═══ RECORDS FOR PROCESSING ═══
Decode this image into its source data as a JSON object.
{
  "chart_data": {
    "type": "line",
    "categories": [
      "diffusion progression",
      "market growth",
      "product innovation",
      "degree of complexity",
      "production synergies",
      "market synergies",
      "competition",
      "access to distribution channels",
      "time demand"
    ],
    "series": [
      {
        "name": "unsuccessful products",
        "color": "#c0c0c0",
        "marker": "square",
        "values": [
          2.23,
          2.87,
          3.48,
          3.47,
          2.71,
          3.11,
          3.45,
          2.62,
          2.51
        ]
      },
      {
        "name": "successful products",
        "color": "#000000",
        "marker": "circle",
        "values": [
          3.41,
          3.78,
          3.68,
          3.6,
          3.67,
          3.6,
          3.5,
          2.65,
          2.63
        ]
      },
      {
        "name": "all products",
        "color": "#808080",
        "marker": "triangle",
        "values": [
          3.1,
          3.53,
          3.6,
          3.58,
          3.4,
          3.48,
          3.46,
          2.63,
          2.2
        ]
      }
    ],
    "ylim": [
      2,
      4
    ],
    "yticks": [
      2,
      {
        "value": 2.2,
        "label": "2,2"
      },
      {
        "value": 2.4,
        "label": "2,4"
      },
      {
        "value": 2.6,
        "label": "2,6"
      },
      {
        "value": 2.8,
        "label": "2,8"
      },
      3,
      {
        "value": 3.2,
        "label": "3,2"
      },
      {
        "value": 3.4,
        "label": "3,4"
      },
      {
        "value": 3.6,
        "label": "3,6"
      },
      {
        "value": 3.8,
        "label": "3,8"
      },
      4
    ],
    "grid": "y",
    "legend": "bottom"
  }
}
═══
GIVEN TASK: Review the preceding data and report every line that includes the string "synergies".

EXPECTED ANSWER:
      "production synergies",
      "market synergies",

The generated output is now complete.